4. Bandito ed esotismo

4.1 Foreste, “al di là” della società

Lo studioso americano Robert Pogue Harrison (Smirne 1954), autore di un fortunato libro sulla foresta come luogo colmo di significati e di simboli, chiarisce che già il termine “foresta” nasce per indicare un territorio lontano dalla legge comune:

«La parola “foresta”, in effetti, nasce come termine giuridico. Al pari dei vocaboli affini presenti nelle lingue europee (forest, forêt, forst, ecc.) essa deriva dal latino foresta. La parola latina, a sua volta, non fa la sua comparsa prima del periodo merovingio. Nei documenti romani, come pure negli atti più antichi del Medioevo, la parola comune per indicare boschi e foreste era nemus. La parola foresta appare per la prima volta negli editti dei Longobardi e nei capitolari di Carlo Magno, e non si riferisce ai boschi in generale ma solamente alle riserve di caccia reali. La parola ha un'origine incerta. La più probabile è il latino foris, che significa “al di fuori”. L'oscuro verbo latino forestare significava “tener fuori, proibire l'ingresso, escludere”. In realtà, durante il periodo merovingio, in cui la parola foresta fu introdotta nella lingua, i sovrani si erano arrogati il diritto di riservare a se stessi vasti tratti di terreno boscoso allo scopo di preservarne la fauna, ciò che a sua volta avrebbe preservato un rituale reale irrinunciabile: la caccia.

--------------------

Istruzioni da seguire
Stabilisci se ciascuna affermazione concorda con il brano sull'origine della parola «foresta», rispondendo sì o no e citando alla lettera le parole decisive: 1. Nei documenti romani il termine comune per boschi e foreste era nemus. 2. Negli editti dei Longobardi la parola foresta designa i boschi in generale. 3. L'origine della parola foresta è certa. Il materiale proviene da un'altra fonte.

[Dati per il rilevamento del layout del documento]
--------------------

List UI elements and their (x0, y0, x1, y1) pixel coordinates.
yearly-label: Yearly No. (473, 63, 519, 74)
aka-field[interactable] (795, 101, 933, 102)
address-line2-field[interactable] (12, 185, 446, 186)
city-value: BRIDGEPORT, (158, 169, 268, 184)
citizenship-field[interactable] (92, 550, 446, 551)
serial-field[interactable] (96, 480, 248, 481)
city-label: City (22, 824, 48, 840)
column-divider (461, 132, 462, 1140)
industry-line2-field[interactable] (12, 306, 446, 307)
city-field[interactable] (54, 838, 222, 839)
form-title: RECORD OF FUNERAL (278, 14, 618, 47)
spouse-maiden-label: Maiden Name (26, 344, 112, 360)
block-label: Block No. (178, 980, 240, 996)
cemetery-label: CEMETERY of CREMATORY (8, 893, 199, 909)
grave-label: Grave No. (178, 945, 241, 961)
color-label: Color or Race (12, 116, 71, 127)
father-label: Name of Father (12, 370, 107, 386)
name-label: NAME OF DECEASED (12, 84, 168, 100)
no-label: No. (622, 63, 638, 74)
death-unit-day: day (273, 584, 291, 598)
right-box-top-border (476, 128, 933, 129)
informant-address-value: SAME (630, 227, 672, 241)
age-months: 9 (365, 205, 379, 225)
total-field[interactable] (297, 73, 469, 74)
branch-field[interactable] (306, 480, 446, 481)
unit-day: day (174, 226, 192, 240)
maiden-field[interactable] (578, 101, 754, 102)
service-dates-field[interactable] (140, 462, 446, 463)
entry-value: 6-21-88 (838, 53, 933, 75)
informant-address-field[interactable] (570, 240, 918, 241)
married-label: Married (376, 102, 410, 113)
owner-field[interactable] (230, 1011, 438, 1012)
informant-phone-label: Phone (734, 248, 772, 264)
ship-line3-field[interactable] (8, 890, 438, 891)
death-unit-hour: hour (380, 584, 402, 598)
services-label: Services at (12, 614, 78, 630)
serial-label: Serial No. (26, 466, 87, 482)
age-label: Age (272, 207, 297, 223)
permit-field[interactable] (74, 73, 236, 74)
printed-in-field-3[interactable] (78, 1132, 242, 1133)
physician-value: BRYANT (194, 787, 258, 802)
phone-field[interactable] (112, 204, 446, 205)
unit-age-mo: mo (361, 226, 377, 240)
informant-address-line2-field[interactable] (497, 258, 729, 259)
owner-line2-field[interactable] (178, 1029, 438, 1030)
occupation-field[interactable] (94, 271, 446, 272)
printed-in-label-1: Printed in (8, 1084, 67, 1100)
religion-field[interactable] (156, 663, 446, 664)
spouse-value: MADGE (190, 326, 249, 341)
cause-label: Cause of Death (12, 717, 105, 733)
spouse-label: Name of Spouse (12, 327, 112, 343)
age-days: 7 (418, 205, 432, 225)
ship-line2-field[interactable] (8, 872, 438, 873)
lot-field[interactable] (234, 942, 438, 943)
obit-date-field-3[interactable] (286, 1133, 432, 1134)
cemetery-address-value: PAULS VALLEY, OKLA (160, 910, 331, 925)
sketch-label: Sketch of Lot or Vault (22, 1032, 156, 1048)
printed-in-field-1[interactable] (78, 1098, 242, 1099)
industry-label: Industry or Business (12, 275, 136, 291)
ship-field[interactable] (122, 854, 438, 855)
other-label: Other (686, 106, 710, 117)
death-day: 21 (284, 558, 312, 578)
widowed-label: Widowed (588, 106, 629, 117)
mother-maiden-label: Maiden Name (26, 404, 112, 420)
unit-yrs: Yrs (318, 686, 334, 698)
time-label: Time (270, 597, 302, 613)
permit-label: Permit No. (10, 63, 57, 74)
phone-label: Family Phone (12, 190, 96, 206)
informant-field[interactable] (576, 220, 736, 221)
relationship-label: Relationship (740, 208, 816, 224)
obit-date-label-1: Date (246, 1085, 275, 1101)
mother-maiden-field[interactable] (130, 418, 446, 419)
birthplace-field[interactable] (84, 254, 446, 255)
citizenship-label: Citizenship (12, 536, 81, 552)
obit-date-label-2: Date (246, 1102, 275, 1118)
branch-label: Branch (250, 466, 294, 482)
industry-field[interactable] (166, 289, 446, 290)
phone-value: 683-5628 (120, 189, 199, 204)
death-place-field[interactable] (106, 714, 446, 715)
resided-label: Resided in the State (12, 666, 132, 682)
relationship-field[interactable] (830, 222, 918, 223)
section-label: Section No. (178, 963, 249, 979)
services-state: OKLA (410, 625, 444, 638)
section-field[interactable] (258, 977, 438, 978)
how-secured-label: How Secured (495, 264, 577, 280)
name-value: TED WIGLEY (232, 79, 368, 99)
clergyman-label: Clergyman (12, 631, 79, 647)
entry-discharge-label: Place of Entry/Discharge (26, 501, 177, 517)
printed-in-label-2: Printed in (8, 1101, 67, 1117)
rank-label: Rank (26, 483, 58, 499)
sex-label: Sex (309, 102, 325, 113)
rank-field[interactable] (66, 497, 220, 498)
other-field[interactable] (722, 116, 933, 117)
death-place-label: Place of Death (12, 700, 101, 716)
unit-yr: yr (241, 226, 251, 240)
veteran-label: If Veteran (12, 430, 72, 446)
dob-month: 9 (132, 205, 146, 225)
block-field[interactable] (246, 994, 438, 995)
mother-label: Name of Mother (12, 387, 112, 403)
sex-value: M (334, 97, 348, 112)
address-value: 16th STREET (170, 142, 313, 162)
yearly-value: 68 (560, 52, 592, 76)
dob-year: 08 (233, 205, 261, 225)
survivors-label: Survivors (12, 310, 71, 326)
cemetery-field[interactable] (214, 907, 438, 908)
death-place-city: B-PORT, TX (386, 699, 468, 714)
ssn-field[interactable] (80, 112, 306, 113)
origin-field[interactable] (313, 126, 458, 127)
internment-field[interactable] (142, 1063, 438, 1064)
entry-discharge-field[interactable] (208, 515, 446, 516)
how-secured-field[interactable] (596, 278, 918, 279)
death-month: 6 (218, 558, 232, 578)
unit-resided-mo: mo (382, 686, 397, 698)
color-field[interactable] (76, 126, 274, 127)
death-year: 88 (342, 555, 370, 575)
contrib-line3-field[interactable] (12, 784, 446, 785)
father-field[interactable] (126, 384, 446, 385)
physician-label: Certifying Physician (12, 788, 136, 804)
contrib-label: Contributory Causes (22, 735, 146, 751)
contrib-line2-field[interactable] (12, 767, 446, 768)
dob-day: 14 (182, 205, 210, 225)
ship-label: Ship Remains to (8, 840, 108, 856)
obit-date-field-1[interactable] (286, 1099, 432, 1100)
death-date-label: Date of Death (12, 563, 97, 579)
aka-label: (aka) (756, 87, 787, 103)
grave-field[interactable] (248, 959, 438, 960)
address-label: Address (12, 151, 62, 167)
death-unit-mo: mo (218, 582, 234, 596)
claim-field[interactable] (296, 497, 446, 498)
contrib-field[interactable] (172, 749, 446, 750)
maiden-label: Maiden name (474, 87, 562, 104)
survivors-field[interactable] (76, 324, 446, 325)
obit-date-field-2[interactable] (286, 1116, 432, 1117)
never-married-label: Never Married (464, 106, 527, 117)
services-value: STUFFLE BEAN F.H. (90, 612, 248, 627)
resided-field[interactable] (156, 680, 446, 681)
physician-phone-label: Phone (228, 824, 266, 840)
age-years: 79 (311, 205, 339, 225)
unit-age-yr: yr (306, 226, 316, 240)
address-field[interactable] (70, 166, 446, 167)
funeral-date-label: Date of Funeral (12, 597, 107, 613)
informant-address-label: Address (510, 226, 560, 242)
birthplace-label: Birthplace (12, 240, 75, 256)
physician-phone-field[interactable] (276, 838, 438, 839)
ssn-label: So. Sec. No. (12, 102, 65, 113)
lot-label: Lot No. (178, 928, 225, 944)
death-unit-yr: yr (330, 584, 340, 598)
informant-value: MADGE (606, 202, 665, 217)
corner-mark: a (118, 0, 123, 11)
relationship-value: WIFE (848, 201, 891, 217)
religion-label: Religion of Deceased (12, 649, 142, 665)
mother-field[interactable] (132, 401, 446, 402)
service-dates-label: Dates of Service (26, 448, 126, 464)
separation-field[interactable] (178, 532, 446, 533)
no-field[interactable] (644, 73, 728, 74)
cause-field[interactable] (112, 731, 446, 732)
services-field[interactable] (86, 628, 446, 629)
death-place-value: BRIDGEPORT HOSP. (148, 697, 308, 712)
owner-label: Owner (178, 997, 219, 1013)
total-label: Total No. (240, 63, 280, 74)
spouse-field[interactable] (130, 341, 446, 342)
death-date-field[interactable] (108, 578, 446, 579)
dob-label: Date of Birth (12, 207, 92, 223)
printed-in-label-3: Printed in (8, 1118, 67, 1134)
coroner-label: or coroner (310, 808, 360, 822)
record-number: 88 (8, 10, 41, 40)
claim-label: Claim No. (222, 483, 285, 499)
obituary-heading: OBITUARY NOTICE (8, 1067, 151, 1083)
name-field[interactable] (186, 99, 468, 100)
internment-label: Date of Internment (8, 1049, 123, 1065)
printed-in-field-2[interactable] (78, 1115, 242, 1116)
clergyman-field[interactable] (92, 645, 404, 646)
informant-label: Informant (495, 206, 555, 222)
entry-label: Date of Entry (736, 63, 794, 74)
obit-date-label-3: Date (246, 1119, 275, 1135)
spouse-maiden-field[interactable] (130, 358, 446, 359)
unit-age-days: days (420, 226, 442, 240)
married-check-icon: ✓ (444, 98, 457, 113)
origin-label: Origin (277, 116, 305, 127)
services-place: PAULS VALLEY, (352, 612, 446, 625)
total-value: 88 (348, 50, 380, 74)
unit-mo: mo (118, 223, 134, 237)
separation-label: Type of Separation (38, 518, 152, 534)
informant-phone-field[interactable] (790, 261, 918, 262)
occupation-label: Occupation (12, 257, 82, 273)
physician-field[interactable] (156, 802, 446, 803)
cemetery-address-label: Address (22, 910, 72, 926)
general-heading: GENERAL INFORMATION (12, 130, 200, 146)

--------------------

Risposta
1. Sì: «Nei documenti romani, come pure negli atti più antichi del Medioevo, la parola comune per indicare boschi e foreste era nemus.»
2. No: «non si riferisce ai boschi in generale ma solamente alle riserve di caccia reali»
3. No: «La parola ha un'origine incerta.»